**Your instructions:**
Bring together all lines of the material below that contain the string "wireless".

**Supplied data:**
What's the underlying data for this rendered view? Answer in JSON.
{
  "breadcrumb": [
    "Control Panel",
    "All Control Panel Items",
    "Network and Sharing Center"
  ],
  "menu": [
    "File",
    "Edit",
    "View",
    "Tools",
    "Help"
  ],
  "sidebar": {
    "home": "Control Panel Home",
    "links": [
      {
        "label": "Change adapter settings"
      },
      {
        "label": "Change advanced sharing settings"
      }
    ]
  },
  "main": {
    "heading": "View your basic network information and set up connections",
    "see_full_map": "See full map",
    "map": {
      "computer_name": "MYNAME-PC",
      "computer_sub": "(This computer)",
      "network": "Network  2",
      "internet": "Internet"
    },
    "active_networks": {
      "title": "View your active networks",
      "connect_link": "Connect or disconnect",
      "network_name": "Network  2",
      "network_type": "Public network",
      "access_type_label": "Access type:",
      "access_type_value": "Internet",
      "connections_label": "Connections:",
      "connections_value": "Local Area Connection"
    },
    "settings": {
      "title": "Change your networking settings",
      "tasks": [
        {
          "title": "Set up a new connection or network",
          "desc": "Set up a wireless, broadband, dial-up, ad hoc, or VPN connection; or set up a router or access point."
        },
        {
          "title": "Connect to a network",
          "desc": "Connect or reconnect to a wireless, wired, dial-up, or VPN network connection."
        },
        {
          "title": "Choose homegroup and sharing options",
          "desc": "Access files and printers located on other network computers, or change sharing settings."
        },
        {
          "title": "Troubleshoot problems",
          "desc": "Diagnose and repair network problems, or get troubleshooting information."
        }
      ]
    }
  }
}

* * *

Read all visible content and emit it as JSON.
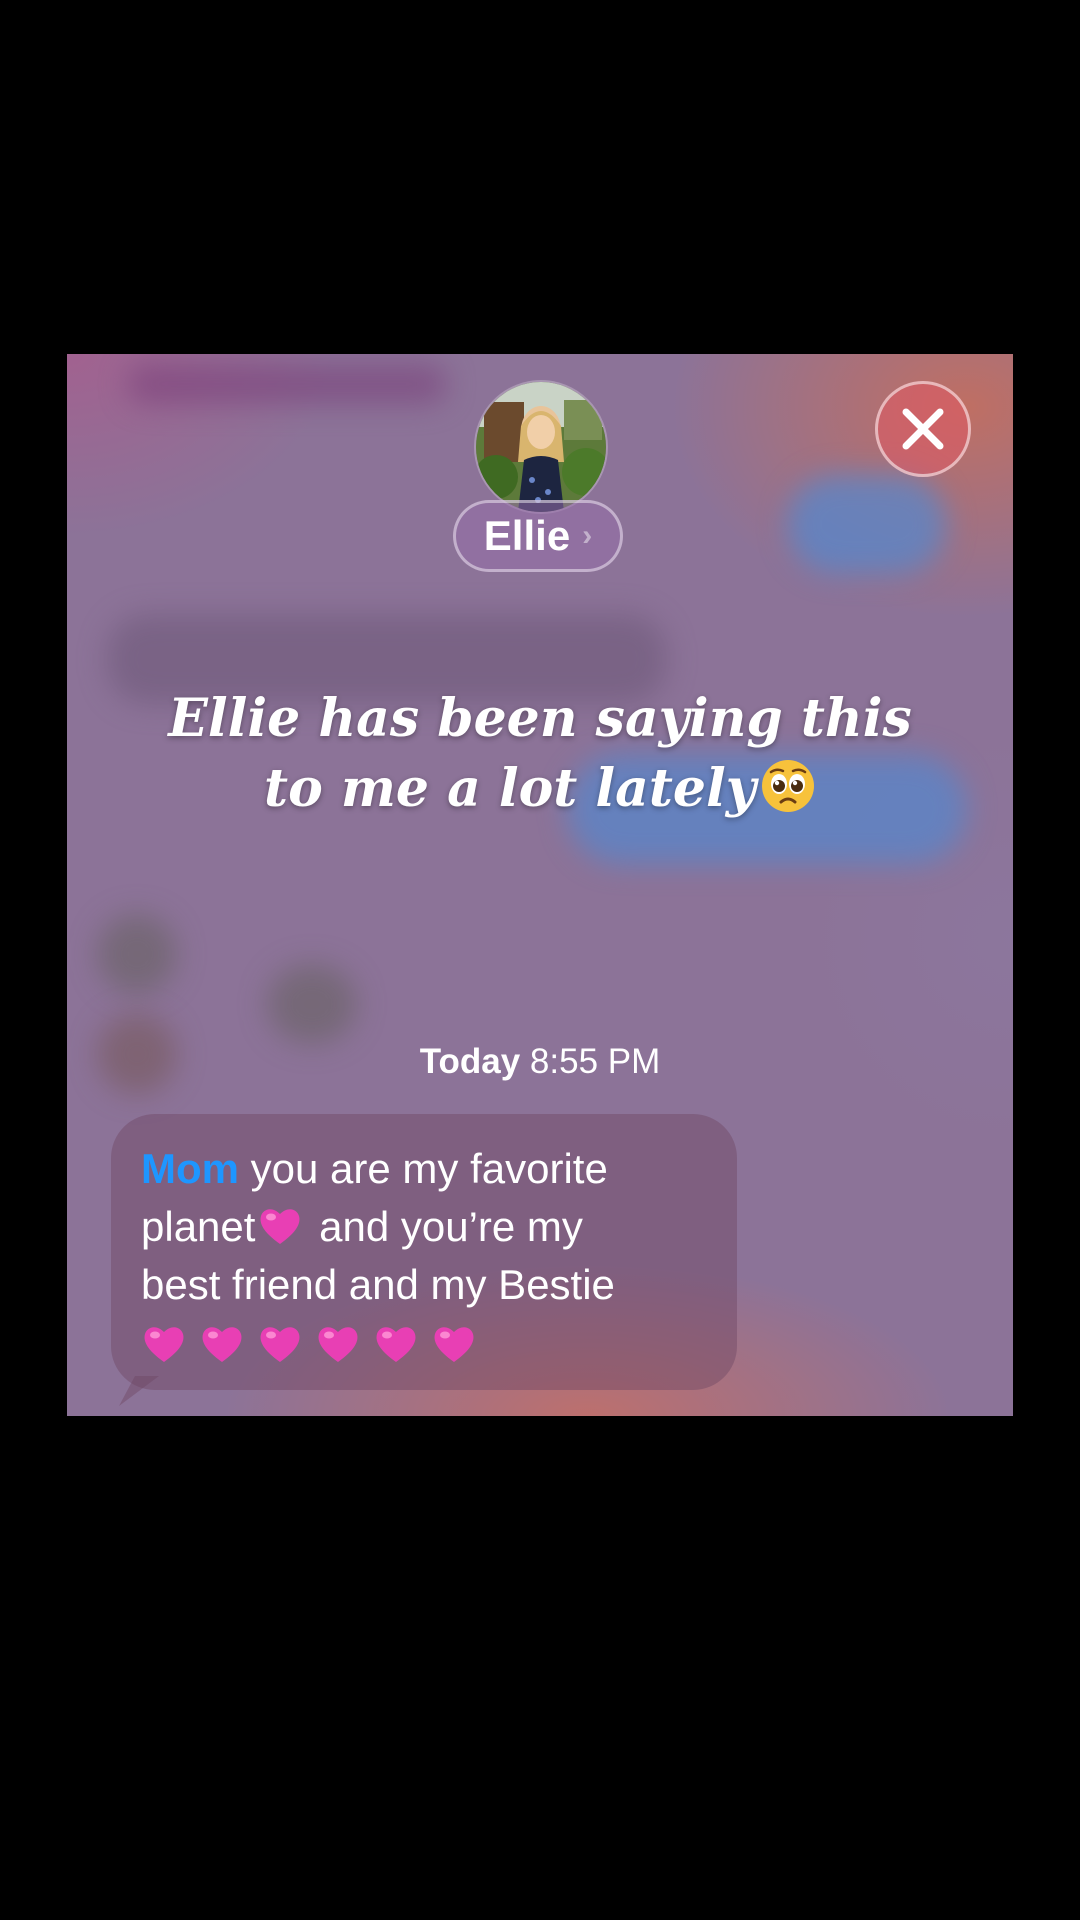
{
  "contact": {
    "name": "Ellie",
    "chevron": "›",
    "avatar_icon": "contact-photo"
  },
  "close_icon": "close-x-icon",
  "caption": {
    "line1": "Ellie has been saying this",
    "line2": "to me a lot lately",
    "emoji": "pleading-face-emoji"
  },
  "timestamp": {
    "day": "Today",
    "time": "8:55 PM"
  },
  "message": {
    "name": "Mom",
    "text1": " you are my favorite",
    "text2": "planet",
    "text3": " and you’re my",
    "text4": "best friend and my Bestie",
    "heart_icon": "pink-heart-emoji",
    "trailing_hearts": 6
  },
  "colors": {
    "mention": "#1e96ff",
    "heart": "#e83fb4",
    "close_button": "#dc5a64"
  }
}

* * *

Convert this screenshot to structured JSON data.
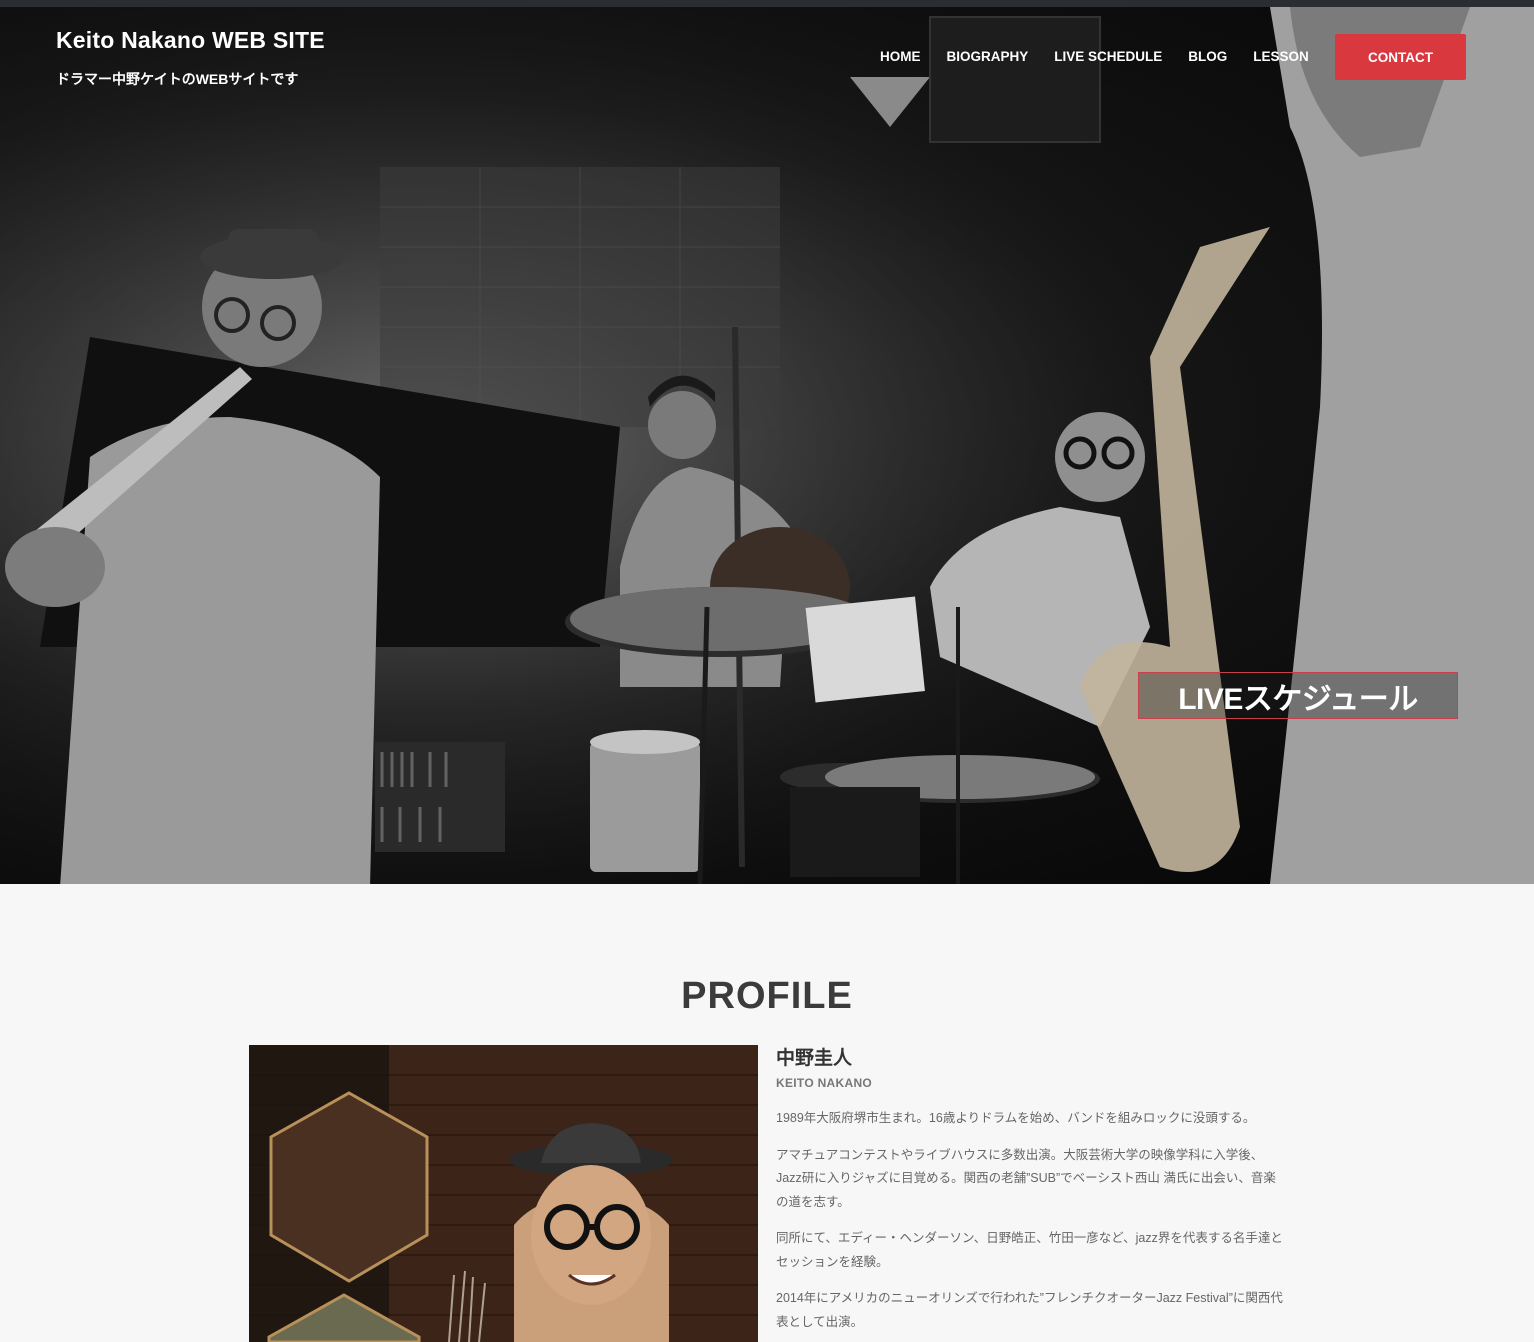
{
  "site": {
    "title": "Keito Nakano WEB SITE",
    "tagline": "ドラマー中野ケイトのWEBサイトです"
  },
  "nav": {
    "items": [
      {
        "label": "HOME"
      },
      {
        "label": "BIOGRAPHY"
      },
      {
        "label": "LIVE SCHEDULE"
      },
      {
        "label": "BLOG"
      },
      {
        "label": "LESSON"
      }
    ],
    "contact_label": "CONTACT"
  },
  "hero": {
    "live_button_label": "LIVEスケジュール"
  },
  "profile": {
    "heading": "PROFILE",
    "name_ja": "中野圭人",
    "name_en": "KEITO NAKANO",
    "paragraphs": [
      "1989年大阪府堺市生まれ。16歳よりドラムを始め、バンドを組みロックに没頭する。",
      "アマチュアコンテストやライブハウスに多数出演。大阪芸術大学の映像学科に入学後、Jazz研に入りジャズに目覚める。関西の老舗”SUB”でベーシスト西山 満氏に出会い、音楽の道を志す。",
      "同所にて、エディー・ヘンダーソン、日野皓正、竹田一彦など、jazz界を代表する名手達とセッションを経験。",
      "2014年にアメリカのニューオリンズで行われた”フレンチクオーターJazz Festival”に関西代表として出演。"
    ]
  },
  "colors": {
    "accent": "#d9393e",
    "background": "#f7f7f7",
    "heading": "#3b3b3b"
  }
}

**Answer for the task:**
          "desc": "Set up a wireless, broadband, dial-up, ad hoc, or VPN connection; or set up a router or access point."
          "desc": "Connect or reconnect to a wireless, wired, dial-up, or VPN network connection."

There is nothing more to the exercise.